What is being asked
Count lines, not occurrences: report how many lines in the records hold the string "Much", and nothing else.

────────

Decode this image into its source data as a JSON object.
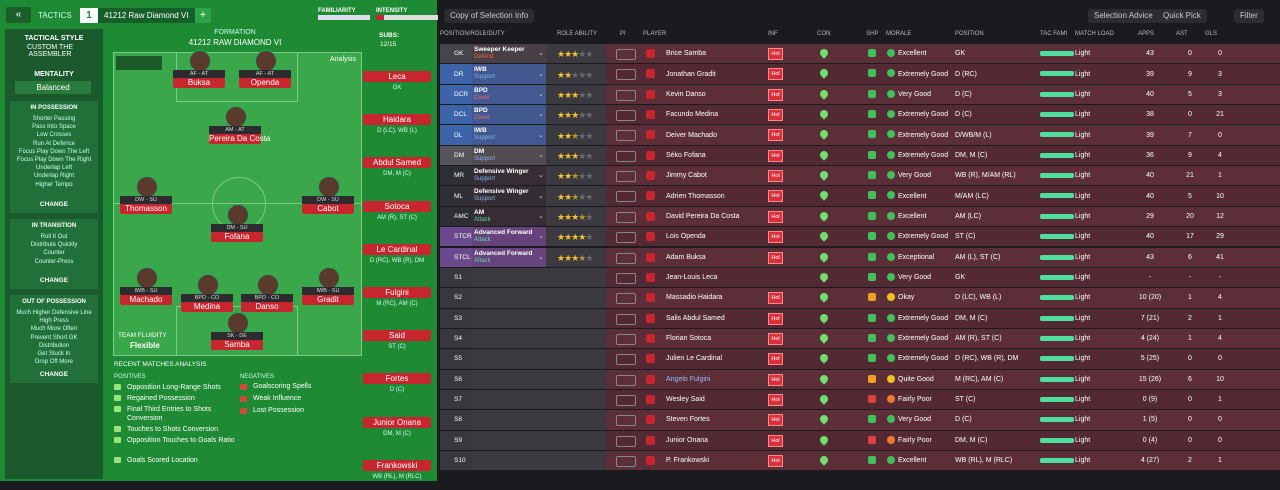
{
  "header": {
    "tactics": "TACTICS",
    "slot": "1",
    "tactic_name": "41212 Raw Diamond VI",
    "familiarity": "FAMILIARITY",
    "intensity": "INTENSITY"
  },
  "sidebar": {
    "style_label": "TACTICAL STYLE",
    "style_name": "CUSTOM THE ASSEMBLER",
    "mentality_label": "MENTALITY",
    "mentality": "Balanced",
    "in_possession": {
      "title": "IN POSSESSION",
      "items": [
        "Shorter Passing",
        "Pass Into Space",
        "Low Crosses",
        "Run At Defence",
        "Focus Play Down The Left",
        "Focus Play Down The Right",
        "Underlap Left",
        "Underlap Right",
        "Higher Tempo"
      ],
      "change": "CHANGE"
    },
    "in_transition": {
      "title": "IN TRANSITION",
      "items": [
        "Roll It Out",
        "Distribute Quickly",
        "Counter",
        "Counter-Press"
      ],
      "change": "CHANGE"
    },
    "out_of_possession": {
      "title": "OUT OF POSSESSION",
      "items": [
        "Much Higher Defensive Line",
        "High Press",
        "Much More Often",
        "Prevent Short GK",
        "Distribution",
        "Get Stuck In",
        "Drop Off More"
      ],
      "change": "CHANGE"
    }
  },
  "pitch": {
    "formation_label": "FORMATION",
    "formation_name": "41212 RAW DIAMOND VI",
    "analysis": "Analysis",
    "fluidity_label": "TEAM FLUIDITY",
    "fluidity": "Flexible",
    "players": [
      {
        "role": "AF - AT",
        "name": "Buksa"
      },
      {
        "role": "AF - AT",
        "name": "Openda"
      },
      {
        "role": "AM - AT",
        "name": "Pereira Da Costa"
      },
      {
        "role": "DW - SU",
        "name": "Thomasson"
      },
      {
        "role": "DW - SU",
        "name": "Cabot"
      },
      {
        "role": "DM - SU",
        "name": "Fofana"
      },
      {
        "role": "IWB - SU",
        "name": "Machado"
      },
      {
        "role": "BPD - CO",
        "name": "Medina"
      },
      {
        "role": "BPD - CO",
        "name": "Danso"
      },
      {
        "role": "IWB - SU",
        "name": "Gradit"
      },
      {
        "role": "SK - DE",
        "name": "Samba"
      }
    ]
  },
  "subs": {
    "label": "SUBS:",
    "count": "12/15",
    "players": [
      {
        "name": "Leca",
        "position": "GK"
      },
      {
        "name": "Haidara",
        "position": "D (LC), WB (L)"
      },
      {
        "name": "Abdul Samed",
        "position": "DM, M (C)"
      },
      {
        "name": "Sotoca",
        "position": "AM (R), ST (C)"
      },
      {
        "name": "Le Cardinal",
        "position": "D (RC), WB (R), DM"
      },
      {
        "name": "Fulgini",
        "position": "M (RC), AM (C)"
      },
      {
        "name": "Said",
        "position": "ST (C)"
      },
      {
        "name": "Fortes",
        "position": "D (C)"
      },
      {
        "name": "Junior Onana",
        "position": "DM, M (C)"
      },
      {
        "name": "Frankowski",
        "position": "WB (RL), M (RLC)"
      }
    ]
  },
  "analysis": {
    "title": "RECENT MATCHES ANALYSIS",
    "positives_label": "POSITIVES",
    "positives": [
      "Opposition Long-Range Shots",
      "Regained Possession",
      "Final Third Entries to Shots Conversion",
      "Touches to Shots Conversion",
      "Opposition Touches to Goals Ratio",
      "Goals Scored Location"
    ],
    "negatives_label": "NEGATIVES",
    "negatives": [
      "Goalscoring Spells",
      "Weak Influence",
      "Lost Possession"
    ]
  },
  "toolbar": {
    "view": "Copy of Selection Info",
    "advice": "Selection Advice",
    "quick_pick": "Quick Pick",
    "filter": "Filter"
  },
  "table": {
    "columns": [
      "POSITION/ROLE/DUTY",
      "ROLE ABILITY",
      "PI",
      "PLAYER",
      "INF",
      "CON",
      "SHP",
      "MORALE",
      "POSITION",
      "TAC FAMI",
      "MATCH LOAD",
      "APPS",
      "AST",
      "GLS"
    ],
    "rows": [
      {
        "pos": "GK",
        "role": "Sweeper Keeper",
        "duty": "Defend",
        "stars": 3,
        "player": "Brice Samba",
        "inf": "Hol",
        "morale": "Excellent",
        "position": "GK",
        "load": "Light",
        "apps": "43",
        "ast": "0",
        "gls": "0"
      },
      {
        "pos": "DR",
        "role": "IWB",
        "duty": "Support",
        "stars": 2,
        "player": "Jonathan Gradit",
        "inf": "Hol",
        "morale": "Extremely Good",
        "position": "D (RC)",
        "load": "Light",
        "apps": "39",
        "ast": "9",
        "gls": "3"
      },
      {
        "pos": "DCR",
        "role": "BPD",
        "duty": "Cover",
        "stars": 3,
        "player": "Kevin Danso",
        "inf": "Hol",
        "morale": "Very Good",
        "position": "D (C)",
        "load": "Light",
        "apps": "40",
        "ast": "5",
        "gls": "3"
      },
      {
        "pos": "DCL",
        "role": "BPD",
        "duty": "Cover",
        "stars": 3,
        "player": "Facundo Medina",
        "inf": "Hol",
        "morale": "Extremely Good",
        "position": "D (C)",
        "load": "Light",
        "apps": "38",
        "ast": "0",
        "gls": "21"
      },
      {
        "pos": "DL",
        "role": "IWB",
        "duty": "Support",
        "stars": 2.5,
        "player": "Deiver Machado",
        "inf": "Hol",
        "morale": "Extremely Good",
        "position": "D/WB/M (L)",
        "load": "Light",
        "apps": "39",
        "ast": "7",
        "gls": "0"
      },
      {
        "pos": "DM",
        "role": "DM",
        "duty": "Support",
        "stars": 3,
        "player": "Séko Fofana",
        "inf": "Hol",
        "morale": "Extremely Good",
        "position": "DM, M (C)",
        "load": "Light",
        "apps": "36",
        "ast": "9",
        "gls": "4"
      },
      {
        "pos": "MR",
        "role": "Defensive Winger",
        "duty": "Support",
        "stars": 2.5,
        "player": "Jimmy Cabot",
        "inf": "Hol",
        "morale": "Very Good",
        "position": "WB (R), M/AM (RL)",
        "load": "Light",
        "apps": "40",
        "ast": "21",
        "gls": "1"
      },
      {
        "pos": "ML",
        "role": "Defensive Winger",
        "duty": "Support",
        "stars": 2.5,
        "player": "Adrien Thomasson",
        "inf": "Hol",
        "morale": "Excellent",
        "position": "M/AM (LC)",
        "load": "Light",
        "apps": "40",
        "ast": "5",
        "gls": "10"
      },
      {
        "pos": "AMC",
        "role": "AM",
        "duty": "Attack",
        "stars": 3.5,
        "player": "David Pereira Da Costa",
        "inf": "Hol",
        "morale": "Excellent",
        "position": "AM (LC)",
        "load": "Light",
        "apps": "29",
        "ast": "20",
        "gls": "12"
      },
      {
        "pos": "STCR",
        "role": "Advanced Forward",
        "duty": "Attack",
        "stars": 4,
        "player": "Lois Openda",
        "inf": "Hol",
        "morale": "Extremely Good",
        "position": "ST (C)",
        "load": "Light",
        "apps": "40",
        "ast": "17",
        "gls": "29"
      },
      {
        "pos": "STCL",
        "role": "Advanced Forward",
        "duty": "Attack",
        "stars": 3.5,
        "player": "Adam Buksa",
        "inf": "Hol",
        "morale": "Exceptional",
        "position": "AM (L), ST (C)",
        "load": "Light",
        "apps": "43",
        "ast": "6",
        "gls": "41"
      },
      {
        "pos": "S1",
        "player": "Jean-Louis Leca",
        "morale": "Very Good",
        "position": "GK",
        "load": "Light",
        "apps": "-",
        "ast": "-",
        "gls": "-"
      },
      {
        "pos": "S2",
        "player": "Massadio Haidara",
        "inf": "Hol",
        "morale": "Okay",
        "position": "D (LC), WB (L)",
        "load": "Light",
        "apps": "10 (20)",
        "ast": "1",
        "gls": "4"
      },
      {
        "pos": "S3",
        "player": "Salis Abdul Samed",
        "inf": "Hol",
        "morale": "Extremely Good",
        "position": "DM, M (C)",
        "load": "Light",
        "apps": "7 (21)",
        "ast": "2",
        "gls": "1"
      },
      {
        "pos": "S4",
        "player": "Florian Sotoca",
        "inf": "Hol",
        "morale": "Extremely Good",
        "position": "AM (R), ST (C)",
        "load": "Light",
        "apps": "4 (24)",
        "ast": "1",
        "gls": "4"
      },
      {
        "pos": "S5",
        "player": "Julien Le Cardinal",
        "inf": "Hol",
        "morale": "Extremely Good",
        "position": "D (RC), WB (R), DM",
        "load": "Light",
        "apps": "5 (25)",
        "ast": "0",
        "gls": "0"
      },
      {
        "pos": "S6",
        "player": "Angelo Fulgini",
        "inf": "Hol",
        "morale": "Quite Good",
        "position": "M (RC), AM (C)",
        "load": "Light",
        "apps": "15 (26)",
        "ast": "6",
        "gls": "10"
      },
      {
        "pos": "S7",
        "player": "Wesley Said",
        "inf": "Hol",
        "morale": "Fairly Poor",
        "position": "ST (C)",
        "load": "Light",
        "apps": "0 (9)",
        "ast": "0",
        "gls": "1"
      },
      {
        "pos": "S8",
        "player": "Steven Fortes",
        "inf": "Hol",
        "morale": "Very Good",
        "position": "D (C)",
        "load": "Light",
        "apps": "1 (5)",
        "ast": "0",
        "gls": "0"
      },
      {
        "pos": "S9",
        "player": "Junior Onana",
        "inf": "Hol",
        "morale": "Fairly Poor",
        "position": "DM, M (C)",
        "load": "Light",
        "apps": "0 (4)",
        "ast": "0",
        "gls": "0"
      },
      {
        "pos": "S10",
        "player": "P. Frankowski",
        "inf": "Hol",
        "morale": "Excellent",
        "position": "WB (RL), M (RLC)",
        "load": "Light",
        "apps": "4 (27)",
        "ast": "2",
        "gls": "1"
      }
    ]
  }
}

────────

Full answer
2